- _Problem to solve_: Do not copy the pictures; transcribe all other material exactly.

□ □ □

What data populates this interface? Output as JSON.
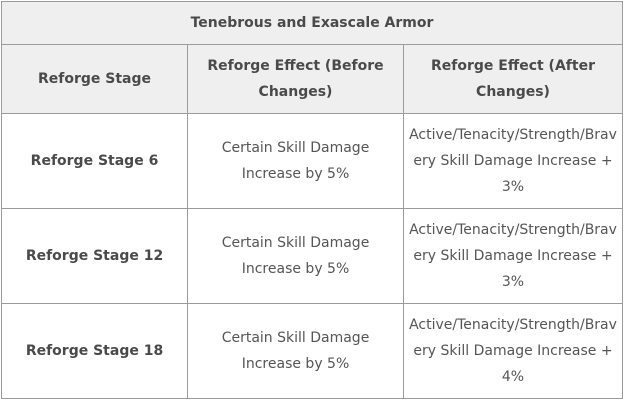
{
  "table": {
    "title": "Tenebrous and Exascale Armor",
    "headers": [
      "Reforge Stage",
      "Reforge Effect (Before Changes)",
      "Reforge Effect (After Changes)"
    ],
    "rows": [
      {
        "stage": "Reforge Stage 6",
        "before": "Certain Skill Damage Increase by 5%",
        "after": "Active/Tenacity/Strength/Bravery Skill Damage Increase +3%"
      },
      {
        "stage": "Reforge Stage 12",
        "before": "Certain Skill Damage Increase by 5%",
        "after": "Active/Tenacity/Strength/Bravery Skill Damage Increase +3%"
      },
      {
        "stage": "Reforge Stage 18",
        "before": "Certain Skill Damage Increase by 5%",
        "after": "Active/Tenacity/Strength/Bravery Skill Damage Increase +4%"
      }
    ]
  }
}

□ □ □

- _Result of this task_:
What data populates this interface? Output as JSON.
{
  "table": {
    "title": "Tenebrous and Exascale Armor",
    "headers": [
      "Reforge Stage",
      "Reforge Effect (Before Changes)",
      "Reforge Effect (After Changes)"
    ],
    "rows": [
      {
        "stage": "Reforge Stage 6",
        "before": "Certain Skill Damage Increase by 5%",
        "after": "Active/Tenacity/Strength/Bravery Skill Damage Increase +3%"
      },
      {
        "stage": "Reforge Stage 12",
        "before": "Certain Skill Damage Increase by 5%",
        "after": "Active/Tenacity/Strength/Bravery Skill Damage Increase +3%"
      },
      {
        "stage": "Reforge Stage 18",
        "before": "Certain Skill Damage Increase by 5%",
        "after": "Active/Tenacity/Strength/Bravery Skill Damage Increase +4%"
      }
    ]
  }
}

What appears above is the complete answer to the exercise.